----- Data section

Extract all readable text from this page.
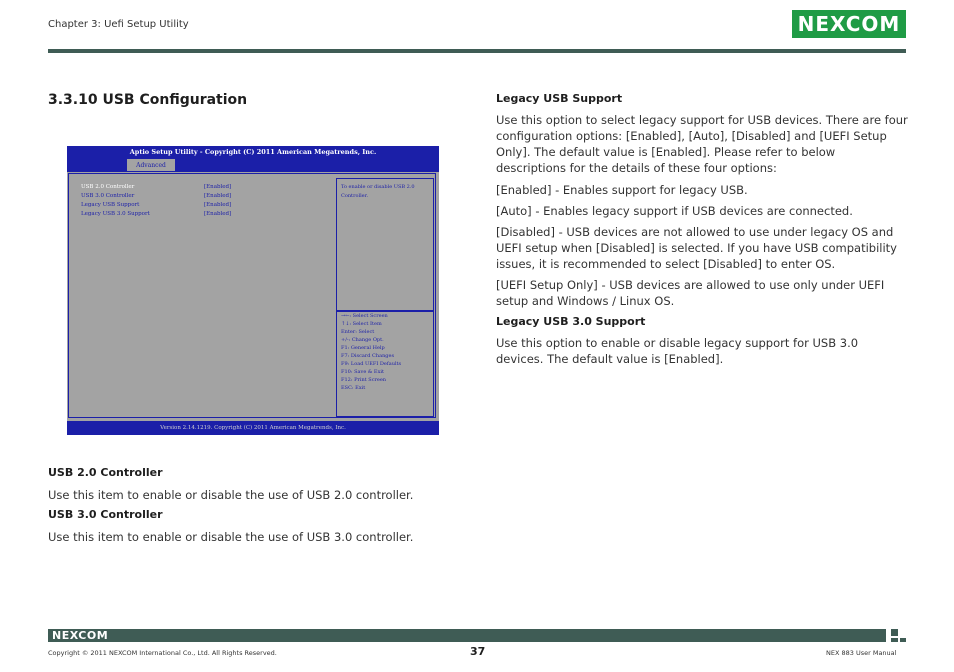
Chapter 3: Uefi Setup Utility	NEXCOM
3.3.10 USB Configuration
Aptio Setup Utility - Copyright (C) 2011 American Megatrends, Inc.
Advanced
USB 2.0 Controller	[Enabled]
USB 3.0 Controller	[Enabled]
Legacy USB Support	[Enabled]
Legacy USB 3.0 Support	[Enabled]
To enable or disable USB 2.0
Controller.
→←: Select Screen
↑↓: Select Item
Enter: Select
+/-: Change Opt.
F1: General Help
F7: Discard Changes
F9: Load UEFI Defaults
F10: Save & Exit
F12: Print Screen
ESC: Exit
Version 2.14.1219. Copyright (C) 2011 American Megatrends, Inc.
USB 2.0 Controller
Use this item to enable or disable the use of USB 2.0 controller.
USB 3.0 Controller
Use this item to enable or disable the use of USB 3.0 controller.
Legacy USB Support
Use this option to select legacy support for USB devices. There are four configuration options: [Enabled], [Auto], [Disabled] and [UEFI Setup Only]. The default value is [Enabled]. Please refer to below descriptions for the details of these four options:
[Enabled] - Enables support for legacy USB.
[Auto] - Enables legacy support if USB devices are connected.
[Disabled] - USB devices are not allowed to use under legacy OS and UEFI setup when [Disabled] is selected. If you have USB compatibility issues, it is recommended to select [Disabled] to enter OS.
[UEFI Setup Only] - USB devices are allowed to use only under UEFI setup and Windows / Linux OS.
Legacy USB 3.0 Support
Use this option to enable or disable legacy support for USB 3.0 devices. The default value is [Enabled].
NEXCOM
Copyright © 2011 NEXCOM International Co., Ltd. All Rights Reserved.	37	NEX 883 User Manual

----------

» Exercise objective: Show all lines from the data above in which the word "NEXCOM" appears.

» Exercise response:
Chapter 3: Uefi Setup Utility	NEXCOM
NEXCOM
Copyright © 2011 NEXCOM International Co., Ltd. All Rights Reserved.	37	NEX 883 User Manual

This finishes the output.